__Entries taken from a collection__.
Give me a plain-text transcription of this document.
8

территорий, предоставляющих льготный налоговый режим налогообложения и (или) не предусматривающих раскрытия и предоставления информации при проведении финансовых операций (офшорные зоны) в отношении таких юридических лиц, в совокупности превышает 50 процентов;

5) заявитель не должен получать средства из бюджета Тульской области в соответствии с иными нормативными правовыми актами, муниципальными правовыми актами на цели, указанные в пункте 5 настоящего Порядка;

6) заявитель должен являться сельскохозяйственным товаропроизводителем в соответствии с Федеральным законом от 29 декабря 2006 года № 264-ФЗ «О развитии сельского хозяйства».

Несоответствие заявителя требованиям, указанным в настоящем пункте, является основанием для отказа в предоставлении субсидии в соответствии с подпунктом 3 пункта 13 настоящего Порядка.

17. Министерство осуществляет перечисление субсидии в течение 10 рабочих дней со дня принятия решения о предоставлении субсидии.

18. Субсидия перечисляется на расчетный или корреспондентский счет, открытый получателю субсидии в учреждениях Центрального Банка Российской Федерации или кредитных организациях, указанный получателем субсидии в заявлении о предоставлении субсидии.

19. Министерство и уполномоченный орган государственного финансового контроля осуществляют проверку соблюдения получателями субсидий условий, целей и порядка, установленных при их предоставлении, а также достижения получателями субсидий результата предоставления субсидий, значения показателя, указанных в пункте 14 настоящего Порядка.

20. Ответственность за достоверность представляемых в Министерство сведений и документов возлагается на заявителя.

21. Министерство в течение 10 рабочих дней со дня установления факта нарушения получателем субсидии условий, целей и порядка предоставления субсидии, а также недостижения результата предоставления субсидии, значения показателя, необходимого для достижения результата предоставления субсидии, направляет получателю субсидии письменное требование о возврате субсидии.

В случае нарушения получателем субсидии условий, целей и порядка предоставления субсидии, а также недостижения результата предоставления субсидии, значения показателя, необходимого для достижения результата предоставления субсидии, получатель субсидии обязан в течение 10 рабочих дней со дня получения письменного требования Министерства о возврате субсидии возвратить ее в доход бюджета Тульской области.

__Task requirements__. Repeat back the data above, exact to the last character.

__Task solution__.
Give me a plain-text transcription of this document.
8

территорий, предоставляющих льготный налоговый режим налогообложения и (или) не предусматривающих раскрытия и предоставления информации при проведении финансовых операций (офшорные зоны) в отношении таких юридических лиц, в совокупности превышает 50 процентов;

5) заявитель не должен получать средства из бюджета Тульской области в соответствии с иными нормативными правовыми актами, муниципальными правовыми актами на цели, указанные в пункте 5 настоящего Порядка;

6) заявитель должен являться сельскохозяйственным товаропроизводителем в соответствии с Федеральным законом от 29 декабря 2006 года № 264-ФЗ «О развитии сельского хозяйства».

Несоответствие заявителя требованиям, указанным в настоящем пункте, является основанием для отказа в предоставлении субсидии в соответствии с подпунктом 3 пункта 13 настоящего Порядка.

17. Министерство осуществляет перечисление субсидии в течение 10 рабочих дней со дня принятия решения о предоставлении субсидии.

18. Субсидия перечисляется на расчетный или корреспондентский счет, открытый получателю субсидии в учреждениях Центрального Банка Российской Федерации или кредитных организациях, указанный получателем субсидии в заявлении о предоставлении субсидии.

19. Министерство и уполномоченный орган государственного финансового контроля осуществляют проверку соблюдения получателями субсидий условий, целей и порядка, установленных при их предоставлении, а также достижения получателями субсидий результата предоставления субсидий, значения показателя, указанных в пункте 14 настоящего Порядка.

20. Ответственность за достоверность представляемых в Министерство сведений и документов возлагается на заявителя.

21. Министерство в течение 10 рабочих дней со дня установления факта нарушения получателем субсидии условий, целей и порядка предоставления субсидии, а также недостижения результата предоставления субсидии, значения показателя, необходимого для достижения результата предоставления субсидии, направляет получателю субсидии письменное требование о возврате субсидии.

В случае нарушения получателем субсидии условий, целей и порядка предоставления субсидии, а также недостижения результата предоставления субсидии, значения показателя, необходимого для достижения результата предоставления субсидии, получатель субсидии обязан в течение 10 рабочих дней со дня получения письменного требования Министерства о возврате субсидии возвратить ее в доход бюджета Тульской области.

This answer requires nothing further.